Instructions to follow: Give back the records below exactly, every one, with no pictures.

════════════════════

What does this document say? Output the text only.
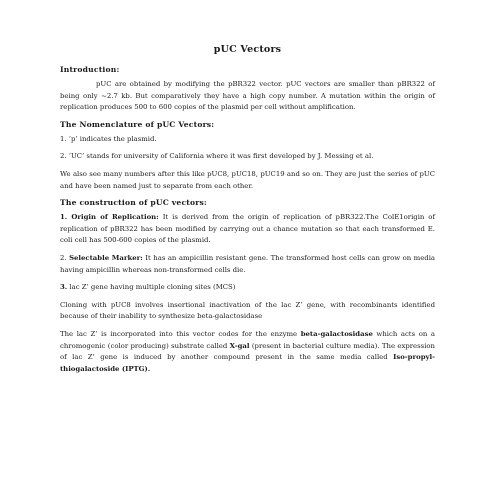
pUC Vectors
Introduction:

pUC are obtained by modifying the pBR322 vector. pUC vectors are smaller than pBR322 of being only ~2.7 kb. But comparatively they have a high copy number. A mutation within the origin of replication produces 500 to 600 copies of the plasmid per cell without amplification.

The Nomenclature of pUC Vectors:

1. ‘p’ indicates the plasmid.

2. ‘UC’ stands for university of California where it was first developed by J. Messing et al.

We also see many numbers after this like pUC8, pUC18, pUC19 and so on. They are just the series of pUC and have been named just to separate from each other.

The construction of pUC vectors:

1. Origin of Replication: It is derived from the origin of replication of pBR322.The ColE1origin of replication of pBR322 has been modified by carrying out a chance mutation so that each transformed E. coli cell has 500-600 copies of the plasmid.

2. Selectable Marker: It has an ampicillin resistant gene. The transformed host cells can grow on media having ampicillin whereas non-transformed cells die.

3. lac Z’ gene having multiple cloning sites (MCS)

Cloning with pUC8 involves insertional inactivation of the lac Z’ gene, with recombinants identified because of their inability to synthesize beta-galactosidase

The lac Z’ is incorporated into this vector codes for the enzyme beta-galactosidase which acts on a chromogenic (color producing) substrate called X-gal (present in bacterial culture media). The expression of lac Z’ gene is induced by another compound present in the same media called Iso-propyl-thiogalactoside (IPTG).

════════════════════

Solution to this problem:
What does this document say? Output the text only.
pUC Vectors
Introduction:

pUC are obtained by modifying the pBR322 vector. pUC vectors are smaller than pBR322 of being only ~2.7 kb. But comparatively they have a high copy number. A mutation within the origin of replication produces 500 to 600 copies of the plasmid per cell without amplification.

The Nomenclature of pUC Vectors:

1. ‘p’ indicates the plasmid.

2. ‘UC’ stands for university of California where it was first developed by J. Messing et al.

We also see many numbers after this like pUC8, pUC18, pUC19 and so on. They are just the series of pUC and have been named just to separate from each other.

The construction of pUC vectors:

1. Origin of Replication: It is derived from the origin of replication of pBR322.The ColE1origin of replication of pBR322 has been modified by carrying out a chance mutation so that each transformed E. coli cell has 500-600 copies of the plasmid.

2. Selectable Marker: It has an ampicillin resistant gene. The transformed host cells can grow on media having ampicillin whereas non-transformed cells die.

3. lac Z’ gene having multiple cloning sites (MCS)

Cloning with pUC8 involves insertional inactivation of the lac Z’ gene, with recombinants identified because of their inability to synthesize beta-galactosidase

The lac Z’ is incorporated into this vector codes for the enzyme beta-galactosidase which acts on a chromogenic (color producing) substrate called X-gal (present in bacterial culture media). The expression of lac Z’ gene is induced by another compound present in the same media called Iso-propyl-thiogalactoside (IPTG).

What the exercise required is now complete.